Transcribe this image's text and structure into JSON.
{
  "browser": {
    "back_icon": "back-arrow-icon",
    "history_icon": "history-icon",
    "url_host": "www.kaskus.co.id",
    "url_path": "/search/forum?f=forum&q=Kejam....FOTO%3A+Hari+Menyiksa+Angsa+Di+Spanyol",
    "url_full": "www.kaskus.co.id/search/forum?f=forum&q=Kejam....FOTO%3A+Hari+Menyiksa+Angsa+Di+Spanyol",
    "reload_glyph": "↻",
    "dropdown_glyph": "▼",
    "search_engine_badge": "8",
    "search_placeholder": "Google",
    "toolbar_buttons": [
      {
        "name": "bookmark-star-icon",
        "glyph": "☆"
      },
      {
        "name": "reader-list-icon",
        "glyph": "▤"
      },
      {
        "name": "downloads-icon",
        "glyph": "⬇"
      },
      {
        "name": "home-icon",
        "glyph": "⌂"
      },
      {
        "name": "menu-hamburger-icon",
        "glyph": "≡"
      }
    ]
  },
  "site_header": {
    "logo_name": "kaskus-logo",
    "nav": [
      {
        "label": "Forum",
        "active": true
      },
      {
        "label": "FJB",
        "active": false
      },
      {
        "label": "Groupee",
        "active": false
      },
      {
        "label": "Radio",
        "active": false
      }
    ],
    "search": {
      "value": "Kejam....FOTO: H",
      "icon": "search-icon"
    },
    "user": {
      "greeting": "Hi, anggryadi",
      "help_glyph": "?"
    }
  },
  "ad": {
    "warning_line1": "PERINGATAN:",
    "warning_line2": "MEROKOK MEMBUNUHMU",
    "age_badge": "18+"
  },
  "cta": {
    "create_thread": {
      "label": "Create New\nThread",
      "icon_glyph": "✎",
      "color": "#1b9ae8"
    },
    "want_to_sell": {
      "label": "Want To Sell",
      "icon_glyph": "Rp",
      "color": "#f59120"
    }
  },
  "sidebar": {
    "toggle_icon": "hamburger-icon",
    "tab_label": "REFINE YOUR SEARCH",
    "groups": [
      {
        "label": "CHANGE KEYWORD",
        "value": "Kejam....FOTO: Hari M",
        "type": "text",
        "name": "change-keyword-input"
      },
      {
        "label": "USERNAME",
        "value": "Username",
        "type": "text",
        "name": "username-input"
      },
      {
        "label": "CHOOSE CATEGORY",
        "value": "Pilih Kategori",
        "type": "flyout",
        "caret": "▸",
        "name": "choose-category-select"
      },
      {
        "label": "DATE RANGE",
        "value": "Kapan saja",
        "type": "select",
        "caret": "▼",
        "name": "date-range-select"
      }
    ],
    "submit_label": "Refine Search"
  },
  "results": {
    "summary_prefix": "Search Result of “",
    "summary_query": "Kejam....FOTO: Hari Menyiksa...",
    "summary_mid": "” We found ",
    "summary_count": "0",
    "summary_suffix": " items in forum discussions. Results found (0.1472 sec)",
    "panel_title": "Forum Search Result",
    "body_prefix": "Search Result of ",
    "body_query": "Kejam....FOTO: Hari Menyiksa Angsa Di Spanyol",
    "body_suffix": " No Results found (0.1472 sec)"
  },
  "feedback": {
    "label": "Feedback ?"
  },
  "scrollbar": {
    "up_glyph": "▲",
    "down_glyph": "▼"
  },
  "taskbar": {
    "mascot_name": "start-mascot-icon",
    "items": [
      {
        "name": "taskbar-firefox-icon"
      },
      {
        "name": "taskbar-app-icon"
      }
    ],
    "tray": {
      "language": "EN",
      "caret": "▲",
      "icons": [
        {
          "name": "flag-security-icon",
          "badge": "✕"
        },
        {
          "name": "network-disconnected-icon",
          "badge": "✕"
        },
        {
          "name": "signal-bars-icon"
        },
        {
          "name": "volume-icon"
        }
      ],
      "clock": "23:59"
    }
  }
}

* * * * *

STATED PROBLEM: Copy down every line of the material above that includes the string "taskbar".

RIGHT ANSWER:
  "taskbar": {
        "name": "taskbar-firefox-icon"
        "name": "taskbar-app-icon"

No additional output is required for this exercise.